WHAT IS BEING ASKED:
Retype exactly the stretch of lines that begins at the line containing "Decode this image" and ends at the last line of the data, with no other lines.

RECORDS FOR THE TASK:
****************************************
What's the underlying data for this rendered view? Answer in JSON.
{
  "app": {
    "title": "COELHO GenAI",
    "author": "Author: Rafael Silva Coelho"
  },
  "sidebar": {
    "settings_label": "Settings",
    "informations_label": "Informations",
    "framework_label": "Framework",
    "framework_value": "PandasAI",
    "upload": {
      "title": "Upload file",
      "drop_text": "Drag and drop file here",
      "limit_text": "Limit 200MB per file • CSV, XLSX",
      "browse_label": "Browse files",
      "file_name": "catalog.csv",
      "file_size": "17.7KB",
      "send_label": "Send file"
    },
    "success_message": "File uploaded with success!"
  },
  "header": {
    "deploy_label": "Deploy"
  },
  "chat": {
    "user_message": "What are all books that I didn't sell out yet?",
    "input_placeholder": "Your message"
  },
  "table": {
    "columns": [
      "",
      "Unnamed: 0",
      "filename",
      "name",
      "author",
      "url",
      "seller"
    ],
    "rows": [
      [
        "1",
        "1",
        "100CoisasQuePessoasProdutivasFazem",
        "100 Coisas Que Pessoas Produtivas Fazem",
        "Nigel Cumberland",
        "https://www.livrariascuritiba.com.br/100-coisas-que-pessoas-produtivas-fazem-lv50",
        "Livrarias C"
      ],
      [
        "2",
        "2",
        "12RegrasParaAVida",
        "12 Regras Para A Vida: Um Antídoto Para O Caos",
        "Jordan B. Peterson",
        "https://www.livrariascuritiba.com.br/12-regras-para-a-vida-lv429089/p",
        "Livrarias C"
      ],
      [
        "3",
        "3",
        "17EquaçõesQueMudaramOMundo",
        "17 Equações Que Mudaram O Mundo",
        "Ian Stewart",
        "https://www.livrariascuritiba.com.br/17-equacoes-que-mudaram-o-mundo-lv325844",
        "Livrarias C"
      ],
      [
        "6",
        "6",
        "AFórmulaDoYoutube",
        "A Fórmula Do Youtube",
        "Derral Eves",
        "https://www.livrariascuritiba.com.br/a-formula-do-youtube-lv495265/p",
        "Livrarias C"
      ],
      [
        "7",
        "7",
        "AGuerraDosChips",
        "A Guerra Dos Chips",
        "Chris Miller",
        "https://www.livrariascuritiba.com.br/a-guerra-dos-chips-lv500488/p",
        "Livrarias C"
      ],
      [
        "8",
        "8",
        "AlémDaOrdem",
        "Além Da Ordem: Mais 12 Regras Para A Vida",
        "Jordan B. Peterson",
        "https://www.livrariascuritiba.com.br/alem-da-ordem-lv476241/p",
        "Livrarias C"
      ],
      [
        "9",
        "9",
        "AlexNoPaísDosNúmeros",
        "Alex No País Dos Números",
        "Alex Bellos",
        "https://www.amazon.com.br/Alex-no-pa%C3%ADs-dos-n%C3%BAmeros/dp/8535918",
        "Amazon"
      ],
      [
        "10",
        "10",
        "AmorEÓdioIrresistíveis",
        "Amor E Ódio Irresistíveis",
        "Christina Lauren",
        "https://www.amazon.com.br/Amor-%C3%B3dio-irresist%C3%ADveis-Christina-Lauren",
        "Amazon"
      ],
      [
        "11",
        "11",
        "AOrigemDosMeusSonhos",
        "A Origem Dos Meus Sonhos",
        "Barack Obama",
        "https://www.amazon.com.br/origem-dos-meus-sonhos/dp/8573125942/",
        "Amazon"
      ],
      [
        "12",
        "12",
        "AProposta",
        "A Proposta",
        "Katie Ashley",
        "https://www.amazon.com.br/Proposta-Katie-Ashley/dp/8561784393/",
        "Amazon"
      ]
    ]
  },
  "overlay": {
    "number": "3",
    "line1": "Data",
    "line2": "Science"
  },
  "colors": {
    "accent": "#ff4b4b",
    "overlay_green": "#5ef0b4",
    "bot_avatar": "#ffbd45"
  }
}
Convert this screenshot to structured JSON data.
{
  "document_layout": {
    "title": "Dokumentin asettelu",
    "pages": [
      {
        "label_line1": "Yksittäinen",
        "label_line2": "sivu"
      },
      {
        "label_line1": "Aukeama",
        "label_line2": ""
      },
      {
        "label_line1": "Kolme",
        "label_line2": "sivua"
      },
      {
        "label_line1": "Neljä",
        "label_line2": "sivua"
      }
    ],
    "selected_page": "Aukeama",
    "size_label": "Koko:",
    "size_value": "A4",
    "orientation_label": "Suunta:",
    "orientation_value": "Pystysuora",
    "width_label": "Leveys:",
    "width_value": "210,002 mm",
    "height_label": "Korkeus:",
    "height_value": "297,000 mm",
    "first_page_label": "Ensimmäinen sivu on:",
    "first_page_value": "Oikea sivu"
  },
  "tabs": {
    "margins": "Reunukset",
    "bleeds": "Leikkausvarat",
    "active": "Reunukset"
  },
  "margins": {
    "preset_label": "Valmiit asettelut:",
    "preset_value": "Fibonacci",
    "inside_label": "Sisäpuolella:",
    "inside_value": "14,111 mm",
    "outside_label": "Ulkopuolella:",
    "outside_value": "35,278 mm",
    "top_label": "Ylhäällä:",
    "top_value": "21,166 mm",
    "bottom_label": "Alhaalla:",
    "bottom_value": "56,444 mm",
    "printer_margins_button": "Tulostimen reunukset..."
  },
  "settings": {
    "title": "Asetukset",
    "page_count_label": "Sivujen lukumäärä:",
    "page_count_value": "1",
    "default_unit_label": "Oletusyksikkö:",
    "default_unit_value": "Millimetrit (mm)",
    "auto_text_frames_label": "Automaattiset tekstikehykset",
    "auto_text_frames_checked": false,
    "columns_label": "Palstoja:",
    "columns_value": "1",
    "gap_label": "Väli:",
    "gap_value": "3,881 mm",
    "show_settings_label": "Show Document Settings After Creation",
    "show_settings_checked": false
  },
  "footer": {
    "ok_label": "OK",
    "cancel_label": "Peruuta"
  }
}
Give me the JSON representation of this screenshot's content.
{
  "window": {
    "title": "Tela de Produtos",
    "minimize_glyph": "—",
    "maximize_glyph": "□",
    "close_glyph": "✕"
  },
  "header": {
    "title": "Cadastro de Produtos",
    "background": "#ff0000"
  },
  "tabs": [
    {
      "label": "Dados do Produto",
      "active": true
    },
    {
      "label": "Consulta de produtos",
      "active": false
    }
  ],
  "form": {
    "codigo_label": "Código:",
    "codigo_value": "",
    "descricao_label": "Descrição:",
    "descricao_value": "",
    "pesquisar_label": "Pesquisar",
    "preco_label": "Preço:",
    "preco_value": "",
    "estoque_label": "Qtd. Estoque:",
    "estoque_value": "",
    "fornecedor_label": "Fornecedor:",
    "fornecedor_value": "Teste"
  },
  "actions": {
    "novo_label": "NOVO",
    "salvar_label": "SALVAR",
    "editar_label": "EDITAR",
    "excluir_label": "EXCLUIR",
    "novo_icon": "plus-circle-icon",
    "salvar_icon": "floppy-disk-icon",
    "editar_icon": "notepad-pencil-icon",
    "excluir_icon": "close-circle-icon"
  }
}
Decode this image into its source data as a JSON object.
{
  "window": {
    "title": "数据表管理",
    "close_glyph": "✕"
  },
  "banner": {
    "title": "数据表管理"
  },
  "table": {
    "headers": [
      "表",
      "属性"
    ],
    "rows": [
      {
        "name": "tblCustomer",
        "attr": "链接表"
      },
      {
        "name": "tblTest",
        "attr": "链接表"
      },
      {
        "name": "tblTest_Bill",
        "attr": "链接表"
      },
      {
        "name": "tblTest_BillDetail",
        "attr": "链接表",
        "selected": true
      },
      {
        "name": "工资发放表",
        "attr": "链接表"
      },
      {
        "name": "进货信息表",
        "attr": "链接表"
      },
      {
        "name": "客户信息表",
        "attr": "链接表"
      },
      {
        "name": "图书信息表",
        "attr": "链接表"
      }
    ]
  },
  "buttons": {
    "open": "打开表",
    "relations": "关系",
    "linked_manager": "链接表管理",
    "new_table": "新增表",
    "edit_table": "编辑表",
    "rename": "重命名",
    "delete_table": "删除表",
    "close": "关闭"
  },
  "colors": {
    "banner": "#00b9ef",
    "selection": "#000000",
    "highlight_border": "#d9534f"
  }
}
****************************************
RIGHT ANSWER:
Decode this image into its source data as a JSON object.
{
  "window": {
    "title": "数据表管理",
    "close_glyph": "✕"
  },
  "banner": {
    "title": "数据表管理"
  },
  "table": {
    "headers": [
      "表",
      "属性"
    ],
    "rows": [
      {
        "name": "tblCustomer",
        "attr": "链接表"
      },
      {
        "name": "tblTest",
        "attr": "链接表"
      },
      {
        "name": "tblTest_Bill",
        "attr": "链接表"
      },
      {
        "name": "tblTest_BillDetail",
        "attr": "链接表",
        "selected": true
      },
      {
        "name": "工资发放表",
        "attr": "链接表"
      },
      {
        "name": "进货信息表",
        "attr": "链接表"
      },
      {
        "name": "客户信息表",
        "attr": "链接表"
      },
      {
        "name": "图书信息表",
        "attr": "链接表"
      }
    ]
  },
  "buttons": {
    "open": "打开表",
    "relations": "关系",
    "linked_manager": "链接表管理",
    "new_table": "新增表",
    "edit_table": "编辑表",
    "rename": "重命名",
    "delete_table": "删除表",
    "close": "关闭"
  },
  "colors": {
    "banner": "#00b9ef",
    "selection": "#000000",
    "highlight_border": "#d9534f"
  }
}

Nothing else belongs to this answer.